— Start Listing —
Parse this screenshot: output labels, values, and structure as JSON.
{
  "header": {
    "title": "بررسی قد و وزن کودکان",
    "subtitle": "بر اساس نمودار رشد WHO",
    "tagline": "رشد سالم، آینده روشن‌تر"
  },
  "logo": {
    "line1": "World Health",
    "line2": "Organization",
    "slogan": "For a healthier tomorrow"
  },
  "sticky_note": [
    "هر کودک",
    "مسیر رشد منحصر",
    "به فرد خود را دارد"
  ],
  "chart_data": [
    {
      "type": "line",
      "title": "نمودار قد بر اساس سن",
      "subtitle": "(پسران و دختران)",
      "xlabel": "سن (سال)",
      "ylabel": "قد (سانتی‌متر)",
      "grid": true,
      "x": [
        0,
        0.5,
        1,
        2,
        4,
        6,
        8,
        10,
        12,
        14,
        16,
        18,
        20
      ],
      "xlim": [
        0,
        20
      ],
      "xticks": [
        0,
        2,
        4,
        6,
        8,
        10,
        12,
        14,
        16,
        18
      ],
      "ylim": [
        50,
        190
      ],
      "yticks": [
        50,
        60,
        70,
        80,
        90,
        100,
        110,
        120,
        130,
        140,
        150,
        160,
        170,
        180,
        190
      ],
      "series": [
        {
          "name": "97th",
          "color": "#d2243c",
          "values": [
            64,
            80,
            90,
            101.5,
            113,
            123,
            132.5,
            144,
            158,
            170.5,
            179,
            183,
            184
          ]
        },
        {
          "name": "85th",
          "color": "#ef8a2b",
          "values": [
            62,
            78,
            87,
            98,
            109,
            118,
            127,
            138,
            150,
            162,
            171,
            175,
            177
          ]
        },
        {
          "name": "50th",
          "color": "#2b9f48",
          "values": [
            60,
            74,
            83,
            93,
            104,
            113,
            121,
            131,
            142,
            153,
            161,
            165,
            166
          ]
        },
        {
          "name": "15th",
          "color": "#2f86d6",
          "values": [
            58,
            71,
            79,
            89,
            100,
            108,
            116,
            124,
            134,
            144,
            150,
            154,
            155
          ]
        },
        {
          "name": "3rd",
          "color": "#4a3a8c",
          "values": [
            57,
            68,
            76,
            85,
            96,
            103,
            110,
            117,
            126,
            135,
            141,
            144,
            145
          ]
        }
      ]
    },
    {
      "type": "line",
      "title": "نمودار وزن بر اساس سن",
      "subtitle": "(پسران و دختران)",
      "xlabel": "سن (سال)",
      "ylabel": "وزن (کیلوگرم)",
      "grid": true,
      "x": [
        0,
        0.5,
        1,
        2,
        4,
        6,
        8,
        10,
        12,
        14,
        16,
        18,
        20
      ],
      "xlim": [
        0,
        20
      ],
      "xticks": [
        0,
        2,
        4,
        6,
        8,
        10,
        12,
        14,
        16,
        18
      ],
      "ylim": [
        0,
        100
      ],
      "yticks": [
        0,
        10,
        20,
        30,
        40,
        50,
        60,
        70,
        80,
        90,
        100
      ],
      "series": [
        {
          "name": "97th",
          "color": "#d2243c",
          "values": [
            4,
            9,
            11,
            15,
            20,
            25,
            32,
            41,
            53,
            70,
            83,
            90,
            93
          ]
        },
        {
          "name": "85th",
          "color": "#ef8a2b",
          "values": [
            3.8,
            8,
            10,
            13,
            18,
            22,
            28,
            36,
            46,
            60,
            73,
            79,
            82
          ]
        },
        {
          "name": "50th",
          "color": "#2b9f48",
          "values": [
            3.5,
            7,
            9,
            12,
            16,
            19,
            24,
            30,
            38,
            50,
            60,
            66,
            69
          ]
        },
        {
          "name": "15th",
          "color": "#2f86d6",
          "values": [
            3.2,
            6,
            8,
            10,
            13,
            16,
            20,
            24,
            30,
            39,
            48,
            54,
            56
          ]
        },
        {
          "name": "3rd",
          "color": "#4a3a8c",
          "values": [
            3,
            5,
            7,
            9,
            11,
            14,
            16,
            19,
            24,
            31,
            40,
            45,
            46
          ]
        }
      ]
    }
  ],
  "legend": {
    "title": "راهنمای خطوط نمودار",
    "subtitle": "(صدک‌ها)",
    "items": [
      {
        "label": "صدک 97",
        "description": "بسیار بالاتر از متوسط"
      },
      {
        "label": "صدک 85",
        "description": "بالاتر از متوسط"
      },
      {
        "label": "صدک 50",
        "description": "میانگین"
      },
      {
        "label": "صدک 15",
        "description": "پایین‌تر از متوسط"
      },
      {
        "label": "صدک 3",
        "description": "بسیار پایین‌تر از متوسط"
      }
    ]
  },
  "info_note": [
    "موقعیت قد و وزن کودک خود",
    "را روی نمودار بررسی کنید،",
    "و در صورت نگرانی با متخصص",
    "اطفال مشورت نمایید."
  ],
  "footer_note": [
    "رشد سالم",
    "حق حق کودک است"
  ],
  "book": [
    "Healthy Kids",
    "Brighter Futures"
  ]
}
— End Listing —
## Written exercise
Your answer should be a single number: how many lines in the data above include "بسیار"?

## Full solution
2